# Your instructions
Identify the lines that contain the string "Absolute" and copy all of them.

[Stored records]
* * * * * * * * *

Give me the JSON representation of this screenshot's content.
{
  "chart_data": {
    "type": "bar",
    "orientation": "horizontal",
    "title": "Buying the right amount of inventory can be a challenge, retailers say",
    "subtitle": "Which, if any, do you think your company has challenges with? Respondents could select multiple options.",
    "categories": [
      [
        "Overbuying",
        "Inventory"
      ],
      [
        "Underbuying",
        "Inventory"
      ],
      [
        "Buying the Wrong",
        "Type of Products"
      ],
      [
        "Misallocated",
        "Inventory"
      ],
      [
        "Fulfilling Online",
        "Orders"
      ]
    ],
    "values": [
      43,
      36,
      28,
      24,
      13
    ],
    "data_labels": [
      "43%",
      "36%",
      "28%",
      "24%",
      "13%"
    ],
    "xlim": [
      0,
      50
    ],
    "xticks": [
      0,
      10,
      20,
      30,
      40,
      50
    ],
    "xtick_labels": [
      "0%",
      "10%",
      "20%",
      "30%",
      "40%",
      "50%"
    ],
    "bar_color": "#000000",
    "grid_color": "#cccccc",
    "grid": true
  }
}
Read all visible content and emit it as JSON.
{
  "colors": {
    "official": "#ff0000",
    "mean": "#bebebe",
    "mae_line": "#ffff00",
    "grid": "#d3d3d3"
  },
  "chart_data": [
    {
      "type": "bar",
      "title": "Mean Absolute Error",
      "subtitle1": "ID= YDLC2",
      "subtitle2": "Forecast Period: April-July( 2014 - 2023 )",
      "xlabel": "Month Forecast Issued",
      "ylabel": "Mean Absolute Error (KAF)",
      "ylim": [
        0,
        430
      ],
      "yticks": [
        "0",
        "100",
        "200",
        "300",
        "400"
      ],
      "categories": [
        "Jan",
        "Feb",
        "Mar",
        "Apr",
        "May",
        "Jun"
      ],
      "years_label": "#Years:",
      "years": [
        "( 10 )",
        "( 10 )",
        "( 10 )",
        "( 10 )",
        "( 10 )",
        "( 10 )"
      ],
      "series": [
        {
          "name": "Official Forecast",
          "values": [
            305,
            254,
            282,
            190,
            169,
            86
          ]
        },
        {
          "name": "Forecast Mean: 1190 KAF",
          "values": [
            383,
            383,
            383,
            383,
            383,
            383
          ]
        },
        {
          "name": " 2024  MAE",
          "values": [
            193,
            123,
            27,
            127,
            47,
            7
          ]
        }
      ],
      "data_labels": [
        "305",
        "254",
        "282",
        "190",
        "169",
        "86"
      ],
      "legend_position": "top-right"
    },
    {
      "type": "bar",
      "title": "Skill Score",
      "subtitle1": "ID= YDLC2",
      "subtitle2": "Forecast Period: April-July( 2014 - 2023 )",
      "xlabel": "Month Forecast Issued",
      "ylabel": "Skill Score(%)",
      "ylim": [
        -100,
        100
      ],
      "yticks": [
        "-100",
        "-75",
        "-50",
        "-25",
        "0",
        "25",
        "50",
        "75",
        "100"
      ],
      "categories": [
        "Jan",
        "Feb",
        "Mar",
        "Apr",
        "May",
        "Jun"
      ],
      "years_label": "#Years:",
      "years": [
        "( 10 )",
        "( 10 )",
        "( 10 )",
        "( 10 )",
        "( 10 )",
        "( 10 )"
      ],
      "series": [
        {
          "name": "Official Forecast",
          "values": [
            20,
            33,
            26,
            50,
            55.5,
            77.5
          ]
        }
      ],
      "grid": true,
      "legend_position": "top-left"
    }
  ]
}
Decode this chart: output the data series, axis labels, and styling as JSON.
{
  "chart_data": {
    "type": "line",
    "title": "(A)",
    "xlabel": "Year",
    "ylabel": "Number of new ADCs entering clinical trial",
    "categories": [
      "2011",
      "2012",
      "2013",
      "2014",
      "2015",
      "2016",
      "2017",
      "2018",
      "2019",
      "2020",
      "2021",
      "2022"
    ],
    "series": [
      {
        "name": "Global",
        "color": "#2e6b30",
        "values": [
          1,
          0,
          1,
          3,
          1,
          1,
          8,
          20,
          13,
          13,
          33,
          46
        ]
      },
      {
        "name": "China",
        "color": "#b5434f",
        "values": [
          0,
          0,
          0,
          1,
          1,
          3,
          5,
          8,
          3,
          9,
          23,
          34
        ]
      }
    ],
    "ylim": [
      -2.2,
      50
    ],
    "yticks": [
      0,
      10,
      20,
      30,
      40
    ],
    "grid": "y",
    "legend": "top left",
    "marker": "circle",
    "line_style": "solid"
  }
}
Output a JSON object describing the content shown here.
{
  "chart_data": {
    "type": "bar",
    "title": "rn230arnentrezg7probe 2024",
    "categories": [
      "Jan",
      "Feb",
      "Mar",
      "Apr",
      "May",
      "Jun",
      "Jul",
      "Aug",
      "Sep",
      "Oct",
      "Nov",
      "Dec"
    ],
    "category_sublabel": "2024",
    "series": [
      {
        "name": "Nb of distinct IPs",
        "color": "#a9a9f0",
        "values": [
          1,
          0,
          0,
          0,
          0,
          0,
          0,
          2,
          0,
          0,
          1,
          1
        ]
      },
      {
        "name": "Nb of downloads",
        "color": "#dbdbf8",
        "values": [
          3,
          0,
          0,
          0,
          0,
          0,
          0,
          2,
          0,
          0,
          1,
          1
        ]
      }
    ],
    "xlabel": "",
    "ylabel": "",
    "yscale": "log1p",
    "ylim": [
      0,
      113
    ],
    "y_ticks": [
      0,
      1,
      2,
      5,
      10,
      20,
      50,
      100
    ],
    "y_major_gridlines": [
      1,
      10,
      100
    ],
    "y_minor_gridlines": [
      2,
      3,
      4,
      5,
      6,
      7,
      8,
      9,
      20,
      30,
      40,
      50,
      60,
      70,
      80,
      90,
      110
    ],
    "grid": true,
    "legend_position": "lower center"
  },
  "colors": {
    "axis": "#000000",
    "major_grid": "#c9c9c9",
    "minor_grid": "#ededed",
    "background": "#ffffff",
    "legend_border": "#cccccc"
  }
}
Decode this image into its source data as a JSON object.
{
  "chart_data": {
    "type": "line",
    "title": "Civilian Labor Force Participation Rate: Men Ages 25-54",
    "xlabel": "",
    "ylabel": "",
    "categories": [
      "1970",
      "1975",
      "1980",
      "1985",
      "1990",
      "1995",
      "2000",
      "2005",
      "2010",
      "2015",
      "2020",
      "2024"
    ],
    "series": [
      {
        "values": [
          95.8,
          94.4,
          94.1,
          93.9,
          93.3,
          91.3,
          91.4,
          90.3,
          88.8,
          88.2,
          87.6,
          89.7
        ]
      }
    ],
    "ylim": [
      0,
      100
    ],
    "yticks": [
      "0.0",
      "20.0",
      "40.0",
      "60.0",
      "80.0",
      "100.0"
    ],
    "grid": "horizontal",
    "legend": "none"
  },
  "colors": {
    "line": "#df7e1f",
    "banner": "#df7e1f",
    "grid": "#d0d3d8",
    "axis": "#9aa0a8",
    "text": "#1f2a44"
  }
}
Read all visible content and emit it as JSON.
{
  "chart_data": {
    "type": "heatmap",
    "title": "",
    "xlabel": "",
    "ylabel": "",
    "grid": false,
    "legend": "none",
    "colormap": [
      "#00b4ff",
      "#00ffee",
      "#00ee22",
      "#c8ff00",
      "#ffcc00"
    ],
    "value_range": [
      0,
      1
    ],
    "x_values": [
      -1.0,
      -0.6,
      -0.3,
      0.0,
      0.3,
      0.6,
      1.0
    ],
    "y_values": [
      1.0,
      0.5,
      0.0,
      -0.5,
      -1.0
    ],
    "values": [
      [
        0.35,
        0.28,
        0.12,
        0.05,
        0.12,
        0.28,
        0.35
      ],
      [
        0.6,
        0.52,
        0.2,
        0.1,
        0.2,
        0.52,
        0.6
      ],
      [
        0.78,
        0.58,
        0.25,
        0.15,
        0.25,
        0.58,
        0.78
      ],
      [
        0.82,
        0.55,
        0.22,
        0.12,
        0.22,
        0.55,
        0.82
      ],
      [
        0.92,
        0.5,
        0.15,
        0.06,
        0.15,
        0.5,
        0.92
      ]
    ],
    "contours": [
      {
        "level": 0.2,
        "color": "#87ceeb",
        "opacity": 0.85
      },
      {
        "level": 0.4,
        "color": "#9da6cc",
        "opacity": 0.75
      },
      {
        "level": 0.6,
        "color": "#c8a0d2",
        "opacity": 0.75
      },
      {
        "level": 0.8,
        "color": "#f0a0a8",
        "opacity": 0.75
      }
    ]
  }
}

* * * * * * * * *

# Task result
      "title": "Mean Absolute Error",
      "ylabel": "Mean Absolute Error (KAF)",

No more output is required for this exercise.